▸ GIVEN TEXT:
───

So why would you want to break the assumption of logical immutability when dealing with a deployed smart contract? The answer is that it allows us to upgrade the contracts to improve the functionality. But the reality is that you can already do this fairly easily. You can just deploy an entirely new contract suite whenever you need to upgrade, then users can use a migration contract to convert their old tokens to the new tokens and take advantage of the new logic.

This is definitely a better solution from a security perspective, but it is simply not practical from a usability perspective for two reasons. The first is that if you are rapidly iterating on a system you may make 2-3 upgrades per year. This would require a token swap 2-3 times per year, which is a lot of friction for users. It also means you will likely have tokens spread across four or more generations of contracts for ever. The second reason it’s not practical is that it means external services must regularly update the addresses they use to contract to the contracts, which is even less practical.

The smart contract trilemma

With all this in mind, any smart contract project is presented with a trilemma: pick two from Usability, Security and Speed (of iteration). We chose usability and speed of iteration, but we believe this was the pragmatic choice for two reasons. The first is that you need to trust the team initially anyway. This argument is somewhat akin to the PoW miner collusion argument: yes, miners could collude and launch a 51% attack, but it would destroy their investment in mining equipment. Now, this is not a perfect argument, but in this case our view is that in the early stages it would be unprofitable for the team to collude to steal the tokens or destroy their value, especially (and I am just being frank here) when the treasury—which is the real value in the early stages—was already controlled by the team. But the more important point is that the trilemma can be flipped later! You can actually decide to replace Speed with Security once speed is less important. And this is a critical point. Speed of iteration is so much more valuable than security early on in a project’s life that without it you are seriously lowering the expected outcomes for the project, so increased trust is a false promise.

OK, so two questions follow from this argument, the first is when do you flip the trilemma and more importantly how?

───

▸ DATASET EXCERPTS:

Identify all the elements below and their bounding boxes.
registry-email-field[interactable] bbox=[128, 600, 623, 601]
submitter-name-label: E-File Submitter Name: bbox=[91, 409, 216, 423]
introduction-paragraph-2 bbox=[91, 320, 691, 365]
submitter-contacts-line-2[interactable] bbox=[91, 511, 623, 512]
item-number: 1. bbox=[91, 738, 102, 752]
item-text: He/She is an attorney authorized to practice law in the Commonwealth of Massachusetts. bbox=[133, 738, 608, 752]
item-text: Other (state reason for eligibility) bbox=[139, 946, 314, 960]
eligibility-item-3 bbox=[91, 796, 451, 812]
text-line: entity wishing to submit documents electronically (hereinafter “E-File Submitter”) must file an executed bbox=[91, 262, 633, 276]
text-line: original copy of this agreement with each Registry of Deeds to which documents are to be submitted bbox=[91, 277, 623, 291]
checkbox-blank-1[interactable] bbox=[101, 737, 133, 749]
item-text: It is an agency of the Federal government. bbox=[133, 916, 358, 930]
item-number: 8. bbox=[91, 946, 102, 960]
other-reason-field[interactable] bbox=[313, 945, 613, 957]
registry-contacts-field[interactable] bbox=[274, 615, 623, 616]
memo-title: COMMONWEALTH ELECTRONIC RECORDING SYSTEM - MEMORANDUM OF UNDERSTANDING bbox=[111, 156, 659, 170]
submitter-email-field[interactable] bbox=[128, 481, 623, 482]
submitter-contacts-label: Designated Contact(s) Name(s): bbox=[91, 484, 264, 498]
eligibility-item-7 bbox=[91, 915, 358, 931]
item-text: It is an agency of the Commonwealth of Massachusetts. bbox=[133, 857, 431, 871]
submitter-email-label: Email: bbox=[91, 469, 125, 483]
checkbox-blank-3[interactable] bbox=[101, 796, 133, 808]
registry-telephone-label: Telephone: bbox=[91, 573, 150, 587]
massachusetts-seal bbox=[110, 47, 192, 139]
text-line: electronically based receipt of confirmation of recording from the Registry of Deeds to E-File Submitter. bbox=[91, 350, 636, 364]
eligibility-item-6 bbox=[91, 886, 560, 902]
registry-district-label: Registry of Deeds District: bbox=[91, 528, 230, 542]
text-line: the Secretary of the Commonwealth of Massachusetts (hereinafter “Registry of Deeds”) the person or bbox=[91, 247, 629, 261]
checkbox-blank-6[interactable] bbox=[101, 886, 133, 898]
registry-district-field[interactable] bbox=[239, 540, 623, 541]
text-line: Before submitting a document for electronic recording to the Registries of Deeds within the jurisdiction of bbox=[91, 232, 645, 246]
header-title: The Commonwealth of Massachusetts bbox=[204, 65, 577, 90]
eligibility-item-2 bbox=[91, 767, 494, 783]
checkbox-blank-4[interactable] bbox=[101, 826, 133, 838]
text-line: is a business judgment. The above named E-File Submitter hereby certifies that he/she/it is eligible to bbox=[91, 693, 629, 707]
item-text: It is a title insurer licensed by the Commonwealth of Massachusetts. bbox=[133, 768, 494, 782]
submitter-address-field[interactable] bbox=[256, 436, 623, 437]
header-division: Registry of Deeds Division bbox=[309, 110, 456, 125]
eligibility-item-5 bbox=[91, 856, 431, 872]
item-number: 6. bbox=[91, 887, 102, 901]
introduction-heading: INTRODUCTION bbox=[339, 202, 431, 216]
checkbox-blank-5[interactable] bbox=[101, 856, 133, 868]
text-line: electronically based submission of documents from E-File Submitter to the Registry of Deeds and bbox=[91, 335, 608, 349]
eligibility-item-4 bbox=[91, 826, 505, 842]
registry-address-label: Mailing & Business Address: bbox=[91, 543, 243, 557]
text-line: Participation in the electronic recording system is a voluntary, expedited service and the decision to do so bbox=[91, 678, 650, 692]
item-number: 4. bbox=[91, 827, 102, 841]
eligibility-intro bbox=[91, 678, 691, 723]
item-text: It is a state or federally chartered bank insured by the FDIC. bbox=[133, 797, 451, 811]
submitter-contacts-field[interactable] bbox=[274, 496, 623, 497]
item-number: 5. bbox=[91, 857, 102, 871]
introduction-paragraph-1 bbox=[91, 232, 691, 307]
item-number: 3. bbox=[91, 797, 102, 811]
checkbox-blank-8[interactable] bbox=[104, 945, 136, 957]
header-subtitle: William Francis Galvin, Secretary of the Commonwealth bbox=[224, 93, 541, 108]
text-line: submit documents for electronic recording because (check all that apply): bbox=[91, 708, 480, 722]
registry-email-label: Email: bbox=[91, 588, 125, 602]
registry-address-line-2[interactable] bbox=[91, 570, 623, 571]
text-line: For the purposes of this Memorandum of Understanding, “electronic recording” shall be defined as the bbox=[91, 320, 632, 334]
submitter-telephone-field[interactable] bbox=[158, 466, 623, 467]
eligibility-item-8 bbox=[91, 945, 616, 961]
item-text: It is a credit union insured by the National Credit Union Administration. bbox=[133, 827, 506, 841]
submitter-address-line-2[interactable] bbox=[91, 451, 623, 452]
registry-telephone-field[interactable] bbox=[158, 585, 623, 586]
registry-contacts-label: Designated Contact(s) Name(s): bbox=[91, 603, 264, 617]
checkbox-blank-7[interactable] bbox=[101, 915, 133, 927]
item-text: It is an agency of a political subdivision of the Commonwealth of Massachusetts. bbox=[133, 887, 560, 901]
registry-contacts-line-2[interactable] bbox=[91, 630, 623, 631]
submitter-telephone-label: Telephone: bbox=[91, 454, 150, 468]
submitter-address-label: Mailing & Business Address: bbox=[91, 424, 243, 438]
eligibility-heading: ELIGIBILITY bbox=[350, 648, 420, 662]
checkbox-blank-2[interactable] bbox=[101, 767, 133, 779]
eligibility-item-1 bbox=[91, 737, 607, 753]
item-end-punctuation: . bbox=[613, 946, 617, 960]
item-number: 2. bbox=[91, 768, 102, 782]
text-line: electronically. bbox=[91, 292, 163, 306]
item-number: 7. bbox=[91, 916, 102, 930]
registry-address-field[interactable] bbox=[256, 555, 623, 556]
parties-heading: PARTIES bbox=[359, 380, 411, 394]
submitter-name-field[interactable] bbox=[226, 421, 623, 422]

───

▸ EXERCISE INSTRUCTIONS:
1/ Answer these questions from the smart contract upgrade text, each in a few words.
(a) How many upgrades per year might a rapidly iterating system make?
(b) Which two options from the trilemma did the team choose?
(c) Once speed matters less, what can replace Speed in the trilemma?
2/ Rewrite the paragraph of the smart contract upgrade text beginning "This is definitely a better solution" as a short bulleted list that keeps its main facts.
3/ Continue the smart contract upgrade text from the point where it stops.

▸ RESPONSES PER TASK:
1/
(a) 2-3 upgrades per year.
(b) Usability and speed of iteration.
(c) Security.

2/
- Deploying a new contract suite is more secure but impractical for usability, for two reasons.
- A rapidly iterating system may make 2-3 upgrades per year, and each would need a token swap, which is a lot of friction for users.
- Tokens would likely stay spread across four or more generations of contracts forever.
- External services would have to update the contract addresses they use regularly, which is even less practical.

3/
Let’s start with when. Personally, I believe you do it when the community demands it. But you can also do it slowly rather than all at once. There are numerous bridges in the Synthetix system that can be cut to remove privileges from the engineering team. I think we are getting close to a point where we need to start doing this. To that end we will be releasing a roadmap for the second half of the year and it will lay out the aspects we intend to make immutable. There is obviously risk here, in that if something goes wrong we will be forced to use the token swap route, but that is not the worst fallback to have.

So now, finally, to the point. Apologies for so much context, but I think these kinds of decisions need to be viewed holistically rather than in isolation. For more context on my approach to decentralisation see this article.

Proposed Solution

The fundamental issue with the proxy design is that the owner of the proxy can replace the logic contract with arbitrary logic of their choosing. In practice the owner is usually a multisig or some other mechanism that requires multiple parties to sign the transaction. But in practice this not really going to prevent the system being captured. So I am proposing a solution that uses a signalling contract as the owner of the proxies. This contract will serve two purposes. The first is that it will send the transactions required to rewire the proxy contracts, thus replacing a multisig controlled by several individuals. The second and more important function is that it will allow anyone to send a transaction that specifies a proposal to rewire the contracts to new logic contracts. This is important as it means there is no privileged owner of the system. Anyone can propose a change and that change can then be voted on by token holders. Now some of you (Vlad Zamfir) are probably screaming “on-chain governance: burn it!” But we are essentially just replicating the previously discussed token migration method for upgrades. Not perfectly, of course, because if you vote against the change then the upgrade could still take place, but in the scenario where you elect to not migrate your token it will most likely become worthless, but if everyone chooses to not migrate then the upgrade will essentially not proceed until the issues are resolved.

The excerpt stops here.